## Exercise input
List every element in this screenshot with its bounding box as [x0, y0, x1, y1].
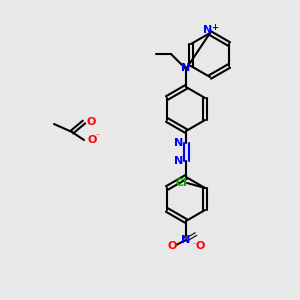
Text: N: N [174, 156, 184, 166]
Text: ⁻: ⁻ [192, 241, 196, 250]
Text: N: N [182, 235, 190, 245]
Text: +: + [212, 23, 218, 32]
Text: N: N [182, 63, 190, 73]
Text: N: N [203, 25, 213, 35]
Text: Cl: Cl [175, 178, 187, 188]
Text: ⁻: ⁻ [176, 241, 180, 250]
Text: N: N [174, 138, 184, 148]
Text: O: O [87, 135, 97, 145]
Text: O: O [195, 241, 205, 251]
Text: O: O [167, 241, 177, 251]
Text: O: O [86, 117, 96, 127]
Text: ⁻: ⁻ [96, 131, 100, 140]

## What the task requires
Rewrite all of the data above, replacing "screenshot" with "image" and keeping everything else the same. Leave out the pictures.

## Output of the task
List every element in this image with its bounding box as [x0, y0, x1, y1].
Text: N: N [174, 156, 184, 166]
Text: ⁻: ⁻ [192, 241, 196, 250]
Text: N: N [182, 235, 190, 245]
Text: +: + [212, 23, 218, 32]
Text: N: N [182, 63, 190, 73]
Text: N: N [203, 25, 213, 35]
Text: Cl: Cl [175, 178, 187, 188]
Text: ⁻: ⁻ [176, 241, 180, 250]
Text: N: N [174, 138, 184, 148]
Text: O: O [87, 135, 97, 145]
Text: O: O [195, 241, 205, 251]
Text: O: O [167, 241, 177, 251]
Text: O: O [86, 117, 96, 127]
Text: ⁻: ⁻ [96, 131, 100, 140]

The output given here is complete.